begin EXTRACTED RECORDS

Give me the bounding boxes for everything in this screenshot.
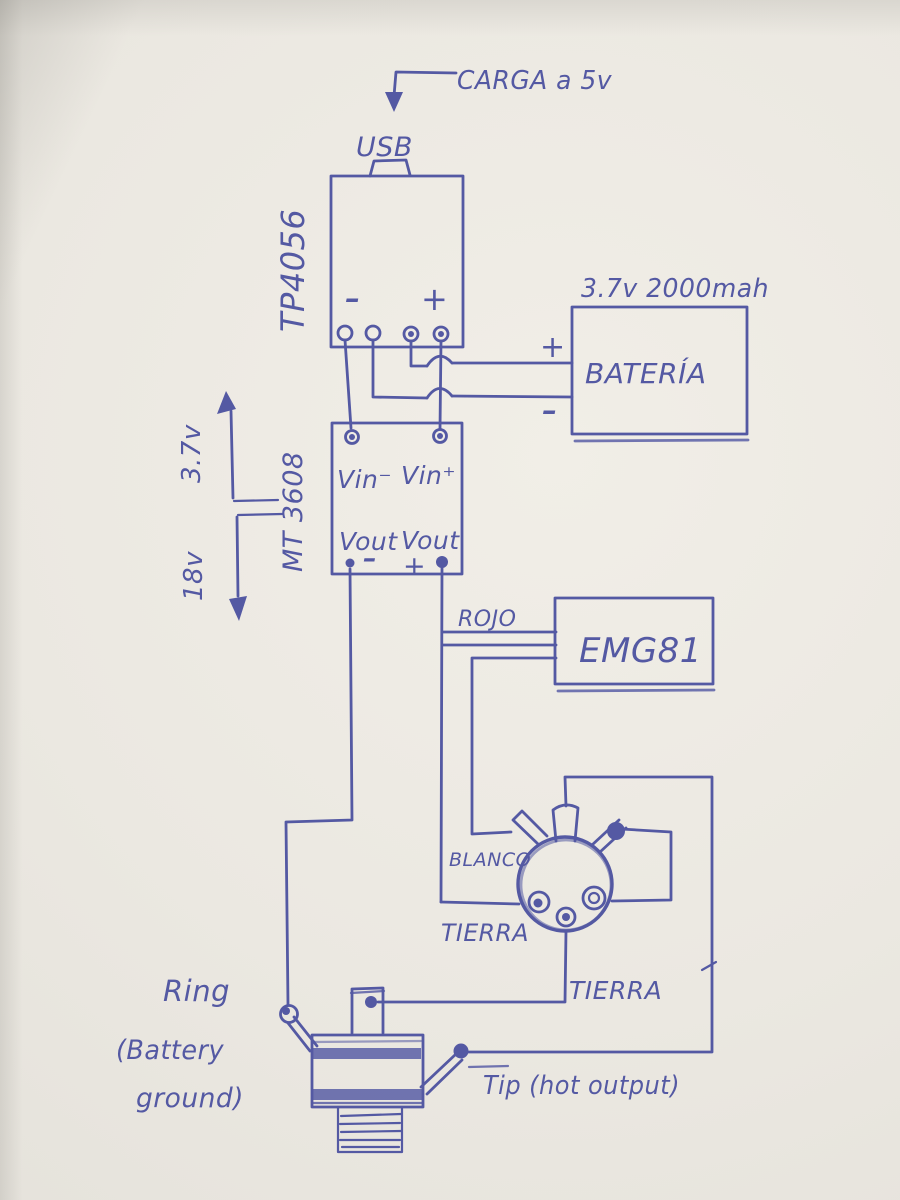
tierra-connector-label: TIERRA (441, 919, 529, 947)
break-dash (234, 500, 278, 501)
vout-plus-terminal (436, 556, 448, 568)
mt3608-label: MT 3608 (278, 451, 309, 572)
battery-minus-sign: - (541, 384, 557, 435)
jack-body-band (312, 1089, 422, 1100)
vin-plus-label: Vin⁺ (401, 461, 456, 490)
output-voltage-label: 18v (179, 551, 209, 601)
wire-ring-ground (286, 569, 352, 1005)
break-dash (238, 514, 282, 515)
charge-label: CARGA a 5v (457, 66, 612, 96)
connector-contact-right (583, 887, 605, 909)
circuit-sketch: CARGA a 5v USB TP4056 - + + - 3.7v 2000m… (0, 0, 900, 1200)
tp4056-terminals (338, 326, 448, 341)
photographed-paper-sheet: CARGA a 5v USB TP4056 - + + - 3.7v 2000m… (0, 0, 900, 1200)
emg81-doubled-edge (558, 690, 714, 691)
battery-plus-sign: + (540, 330, 566, 365)
jack-tab-terminal (365, 996, 377, 1008)
rojo-label: ROJO (458, 607, 516, 632)
terminal-out-minus (338, 326, 352, 340)
terminal-batt-minus (366, 326, 380, 340)
blanco-label: BLANCO (449, 849, 531, 871)
vout-plus-sign: + (403, 551, 426, 582)
wire-right-pin-loop (612, 829, 671, 901)
tp4056-label: TP4056 (274, 209, 312, 332)
stray-pen-tick (702, 962, 716, 970)
tip-label-overline (469, 1066, 508, 1067)
tip-label: Tip (hot output) (483, 1071, 680, 1101)
charge-input-arrow (385, 72, 456, 112)
output-jack (281, 988, 469, 1152)
jack-lug-right (421, 1054, 462, 1094)
battery-specs-label: 3.7v 2000mah (581, 274, 769, 304)
jack-top-tab (352, 988, 383, 1033)
down-arrowhead-icon (229, 596, 247, 621)
jack-ring-terminal (281, 1006, 298, 1023)
jack-tip-terminal (454, 1044, 469, 1059)
ring-label-line1: Ring (163, 974, 230, 1008)
wire-tip-loop (467, 777, 712, 1052)
tp4056-plus-sign: + (421, 280, 448, 318)
tierra-jack-label: TIERRA (569, 976, 662, 1005)
down-arrowhead-icon (385, 92, 403, 112)
battery-box-doubled-edge (575, 440, 748, 441)
ring-label-line2: (Battery (116, 1035, 224, 1066)
wire-vout-plus-run (441, 568, 442, 902)
mt3608-output-terminals (346, 556, 449, 568)
vout-minus-sign: - (362, 535, 377, 581)
emg81-label: EMG81 (579, 631, 702, 671)
tp4056-minus-sign: - (344, 272, 360, 323)
vin-minus-label: Vin⁻ (337, 465, 392, 494)
up-arrowhead-icon (217, 391, 236, 414)
mt3608-input-terminals (346, 430, 447, 444)
connector-pin-right-solder-dot (607, 822, 625, 840)
connector-pin-left (513, 811, 547, 844)
wire-blanco (472, 658, 556, 834)
wire-out-minus (345, 340, 351, 428)
voltage-annotation (217, 391, 282, 621)
ring-label-line3: ground) (136, 1083, 244, 1114)
battery-label: BATERÍA (585, 356, 707, 390)
vout-minus-terminal (346, 559, 355, 568)
jack-body-band (313, 1048, 421, 1059)
charge-wire (394, 72, 456, 96)
wire-out-plus (440, 341, 441, 429)
usb-label: USB (356, 132, 413, 163)
wire-to-connector-left-contact (441, 902, 519, 904)
input-voltage-label: 3.7v (177, 424, 207, 483)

end EXTRACTED RECORDS

### AIM OF THE TASK
Write out every line of the records above, word for word, leaving out the pictures.

### RESPONSE
Give me the bounding boxes for everything in this screenshot.
tierra-connector-label: TIERRA (441, 919, 529, 947)
break-dash (234, 500, 278, 501)
vout-plus-terminal (436, 556, 448, 568)
mt3608-label: MT 3608 (278, 451, 309, 572)
battery-minus-sign: - (541, 384, 557, 435)
jack-body-band (312, 1089, 422, 1100)
vin-plus-label: Vin⁺ (401, 461, 456, 490)
output-voltage-label: 18v (179, 551, 209, 601)
wire-ring-ground (286, 569, 352, 1005)
break-dash (238, 514, 282, 515)
charge-label: CARGA a 5v (457, 66, 612, 96)
connector-contact-right (583, 887, 605, 909)
circuit-sketch: CARGA a 5v USB TP4056 - + + - 3.7v 2000m… (0, 0, 900, 1200)
tp4056-terminals (338, 326, 448, 341)
photographed-paper-sheet: CARGA a 5v USB TP4056 - + + - 3.7v 2000m… (0, 0, 900, 1200)
emg81-doubled-edge (558, 690, 714, 691)
battery-plus-sign: + (540, 330, 566, 365)
jack-tab-terminal (365, 996, 377, 1008)
rojo-label: ROJO (458, 607, 516, 632)
terminal-out-minus (338, 326, 352, 340)
terminal-batt-minus (366, 326, 380, 340)
blanco-label: BLANCO (449, 849, 531, 871)
vout-plus-sign: + (403, 551, 426, 582)
wire-right-pin-loop (612, 829, 671, 901)
tp4056-label: TP4056 (274, 209, 312, 332)
stray-pen-tick (702, 962, 716, 970)
tip-label-overline (469, 1066, 508, 1067)
tip-label: Tip (hot output) (483, 1071, 680, 1101)
charge-input-arrow (385, 72, 456, 112)
output-jack (281, 988, 469, 1152)
jack-lug-right (421, 1054, 462, 1094)
battery-specs-label: 3.7v 2000mah (581, 274, 769, 304)
jack-top-tab (352, 988, 383, 1033)
down-arrowhead-icon (229, 596, 247, 621)
jack-ring-terminal (281, 1006, 298, 1023)
jack-tip-terminal (454, 1044, 469, 1059)
ring-label-line1: Ring (163, 974, 230, 1008)
wire-tip-loop (467, 777, 712, 1052)
tp4056-plus-sign: + (421, 280, 448, 318)
tierra-jack-label: TIERRA (569, 976, 662, 1005)
down-arrowhead-icon (385, 92, 403, 112)
battery-box-doubled-edge (575, 440, 748, 441)
ring-label-line2: (Battery (116, 1035, 224, 1066)
wire-vout-plus-run (441, 568, 442, 902)
mt3608-output-terminals (346, 556, 449, 568)
vout-minus-sign: - (362, 535, 377, 581)
emg81-label: EMG81 (579, 631, 702, 671)
tp4056-minus-sign: - (344, 272, 360, 323)
vin-minus-label: Vin⁻ (337, 465, 392, 494)
up-arrowhead-icon (217, 391, 236, 414)
mt3608-input-terminals (346, 430, 447, 444)
connector-pin-right-solder-dot (607, 822, 625, 840)
connector-pin-left (513, 811, 547, 844)
wire-blanco (472, 658, 556, 834)
wire-out-minus (345, 340, 351, 428)
voltage-annotation (217, 391, 282, 621)
ring-label-line3: ground) (136, 1083, 244, 1114)
battery-label: BATERÍA (585, 356, 707, 390)
vout-minus-terminal (346, 559, 355, 568)
jack-body-band (313, 1048, 421, 1059)
charge-wire (394, 72, 456, 96)
wire-out-plus (440, 341, 441, 429)
usb-label: USB (356, 132, 413, 163)
wire-to-connector-left-contact (441, 902, 519, 904)
input-voltage-label: 3.7v (177, 424, 207, 483)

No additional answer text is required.